__Do this__
Gather all lines in the records below that include the word "name".

##### Extracted information

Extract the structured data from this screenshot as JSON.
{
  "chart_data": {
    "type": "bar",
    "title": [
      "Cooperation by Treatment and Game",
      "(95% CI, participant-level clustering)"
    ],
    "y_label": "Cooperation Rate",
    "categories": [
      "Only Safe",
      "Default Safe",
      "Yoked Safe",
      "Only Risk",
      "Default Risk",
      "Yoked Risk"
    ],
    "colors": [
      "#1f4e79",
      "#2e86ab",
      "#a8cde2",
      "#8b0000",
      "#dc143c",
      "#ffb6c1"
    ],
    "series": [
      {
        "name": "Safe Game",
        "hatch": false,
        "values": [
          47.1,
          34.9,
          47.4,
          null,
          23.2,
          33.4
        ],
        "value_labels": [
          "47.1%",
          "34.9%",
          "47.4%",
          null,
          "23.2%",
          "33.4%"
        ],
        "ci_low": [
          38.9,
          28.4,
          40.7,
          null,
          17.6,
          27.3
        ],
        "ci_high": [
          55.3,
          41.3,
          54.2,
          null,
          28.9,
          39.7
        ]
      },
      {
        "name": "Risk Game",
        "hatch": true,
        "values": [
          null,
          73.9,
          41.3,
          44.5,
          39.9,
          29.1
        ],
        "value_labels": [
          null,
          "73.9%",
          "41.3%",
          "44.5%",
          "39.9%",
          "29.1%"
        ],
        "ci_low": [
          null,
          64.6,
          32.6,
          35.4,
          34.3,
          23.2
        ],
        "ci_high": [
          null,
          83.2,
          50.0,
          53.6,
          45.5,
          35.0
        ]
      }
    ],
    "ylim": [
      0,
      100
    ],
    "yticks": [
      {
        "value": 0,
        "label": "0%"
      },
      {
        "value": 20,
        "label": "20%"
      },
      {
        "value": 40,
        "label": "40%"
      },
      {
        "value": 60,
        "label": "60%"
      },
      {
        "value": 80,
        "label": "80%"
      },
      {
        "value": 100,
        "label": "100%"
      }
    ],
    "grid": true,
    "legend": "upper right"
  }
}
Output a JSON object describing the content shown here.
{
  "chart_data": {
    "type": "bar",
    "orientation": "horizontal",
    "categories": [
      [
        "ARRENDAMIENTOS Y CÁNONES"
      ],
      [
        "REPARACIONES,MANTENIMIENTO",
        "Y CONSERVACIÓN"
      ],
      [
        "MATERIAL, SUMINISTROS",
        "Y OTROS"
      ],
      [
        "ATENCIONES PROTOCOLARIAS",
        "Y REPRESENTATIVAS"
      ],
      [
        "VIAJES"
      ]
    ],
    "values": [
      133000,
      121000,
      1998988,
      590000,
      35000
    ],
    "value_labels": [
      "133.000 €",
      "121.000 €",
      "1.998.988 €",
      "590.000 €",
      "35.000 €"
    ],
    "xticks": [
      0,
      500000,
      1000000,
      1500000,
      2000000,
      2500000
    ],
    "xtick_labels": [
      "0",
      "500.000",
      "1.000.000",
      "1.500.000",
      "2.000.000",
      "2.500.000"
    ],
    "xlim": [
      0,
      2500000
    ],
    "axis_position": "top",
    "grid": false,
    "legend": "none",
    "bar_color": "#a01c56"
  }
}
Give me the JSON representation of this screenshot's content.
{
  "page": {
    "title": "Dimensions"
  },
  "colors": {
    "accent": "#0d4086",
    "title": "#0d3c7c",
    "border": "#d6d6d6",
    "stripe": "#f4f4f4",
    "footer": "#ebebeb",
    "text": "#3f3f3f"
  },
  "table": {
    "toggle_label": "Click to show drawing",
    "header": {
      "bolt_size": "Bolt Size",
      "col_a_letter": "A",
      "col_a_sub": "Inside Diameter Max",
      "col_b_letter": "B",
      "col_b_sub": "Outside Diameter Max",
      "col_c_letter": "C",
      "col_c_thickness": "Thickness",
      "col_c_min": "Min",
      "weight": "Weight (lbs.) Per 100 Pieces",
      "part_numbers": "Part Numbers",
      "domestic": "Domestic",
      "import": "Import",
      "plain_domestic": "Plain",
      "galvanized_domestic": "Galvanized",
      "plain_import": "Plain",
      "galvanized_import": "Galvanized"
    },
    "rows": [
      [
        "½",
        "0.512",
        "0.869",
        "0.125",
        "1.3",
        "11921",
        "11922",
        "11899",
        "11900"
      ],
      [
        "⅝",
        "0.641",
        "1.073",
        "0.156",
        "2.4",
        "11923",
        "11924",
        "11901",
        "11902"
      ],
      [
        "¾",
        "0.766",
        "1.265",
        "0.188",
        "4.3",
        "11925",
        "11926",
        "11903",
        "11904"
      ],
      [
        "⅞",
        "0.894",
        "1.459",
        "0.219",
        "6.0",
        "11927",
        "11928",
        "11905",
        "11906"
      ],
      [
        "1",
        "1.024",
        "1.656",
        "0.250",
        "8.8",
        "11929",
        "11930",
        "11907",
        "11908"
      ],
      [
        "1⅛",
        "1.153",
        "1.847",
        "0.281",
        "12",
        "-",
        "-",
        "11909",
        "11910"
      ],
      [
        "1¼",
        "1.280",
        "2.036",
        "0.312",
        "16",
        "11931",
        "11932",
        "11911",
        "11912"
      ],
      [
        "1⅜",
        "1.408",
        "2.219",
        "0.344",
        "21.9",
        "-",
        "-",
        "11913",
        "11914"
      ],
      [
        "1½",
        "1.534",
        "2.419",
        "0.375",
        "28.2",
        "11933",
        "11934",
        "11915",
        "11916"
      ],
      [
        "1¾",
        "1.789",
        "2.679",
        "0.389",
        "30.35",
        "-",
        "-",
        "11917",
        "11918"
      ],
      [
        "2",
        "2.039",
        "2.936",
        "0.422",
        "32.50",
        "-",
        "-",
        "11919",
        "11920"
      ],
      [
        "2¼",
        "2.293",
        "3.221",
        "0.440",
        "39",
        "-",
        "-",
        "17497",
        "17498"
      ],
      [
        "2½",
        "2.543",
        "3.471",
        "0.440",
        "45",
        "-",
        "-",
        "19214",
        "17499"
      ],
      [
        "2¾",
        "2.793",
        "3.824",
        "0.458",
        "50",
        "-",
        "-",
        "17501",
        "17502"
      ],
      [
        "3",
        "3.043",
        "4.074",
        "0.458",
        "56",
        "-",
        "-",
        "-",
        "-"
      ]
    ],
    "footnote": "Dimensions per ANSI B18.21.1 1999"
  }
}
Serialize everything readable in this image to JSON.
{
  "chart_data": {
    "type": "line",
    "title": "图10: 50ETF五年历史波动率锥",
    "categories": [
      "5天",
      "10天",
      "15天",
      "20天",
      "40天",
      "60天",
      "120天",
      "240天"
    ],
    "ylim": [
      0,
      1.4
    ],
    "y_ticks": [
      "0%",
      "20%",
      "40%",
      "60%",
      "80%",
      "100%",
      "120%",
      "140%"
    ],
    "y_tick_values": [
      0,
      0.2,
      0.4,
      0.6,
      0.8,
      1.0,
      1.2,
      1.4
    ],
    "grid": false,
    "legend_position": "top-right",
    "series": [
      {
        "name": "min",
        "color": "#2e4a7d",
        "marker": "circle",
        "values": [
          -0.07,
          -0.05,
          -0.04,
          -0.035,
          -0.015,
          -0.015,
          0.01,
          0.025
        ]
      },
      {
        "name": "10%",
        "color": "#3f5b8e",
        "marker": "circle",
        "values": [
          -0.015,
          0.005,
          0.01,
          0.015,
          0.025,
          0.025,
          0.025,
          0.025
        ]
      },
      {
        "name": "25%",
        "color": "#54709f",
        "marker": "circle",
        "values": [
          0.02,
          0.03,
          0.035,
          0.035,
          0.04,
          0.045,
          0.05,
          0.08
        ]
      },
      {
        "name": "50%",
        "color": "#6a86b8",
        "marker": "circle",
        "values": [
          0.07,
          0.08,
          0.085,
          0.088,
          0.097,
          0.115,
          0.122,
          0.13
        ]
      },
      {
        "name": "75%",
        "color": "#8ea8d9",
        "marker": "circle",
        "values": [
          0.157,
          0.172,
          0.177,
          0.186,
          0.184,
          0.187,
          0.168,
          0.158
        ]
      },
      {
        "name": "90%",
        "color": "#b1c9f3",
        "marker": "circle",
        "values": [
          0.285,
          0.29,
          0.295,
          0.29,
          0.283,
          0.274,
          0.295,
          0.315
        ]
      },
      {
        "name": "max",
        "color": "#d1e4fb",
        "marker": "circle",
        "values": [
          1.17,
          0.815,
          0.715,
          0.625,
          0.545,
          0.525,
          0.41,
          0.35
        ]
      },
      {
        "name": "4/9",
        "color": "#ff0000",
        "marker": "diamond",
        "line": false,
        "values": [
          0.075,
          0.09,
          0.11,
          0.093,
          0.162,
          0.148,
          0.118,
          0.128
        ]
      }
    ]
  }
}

##########

__Completed exercise__
        "name": "Safe Game",
        "name": "Risk Game",
        "name": "min",
        "name": "10%",
        "name": "25%",
        "name": "50%",
        "name": "75%",
        "name": "90%",
        "name": "max",
        "name": "4/9",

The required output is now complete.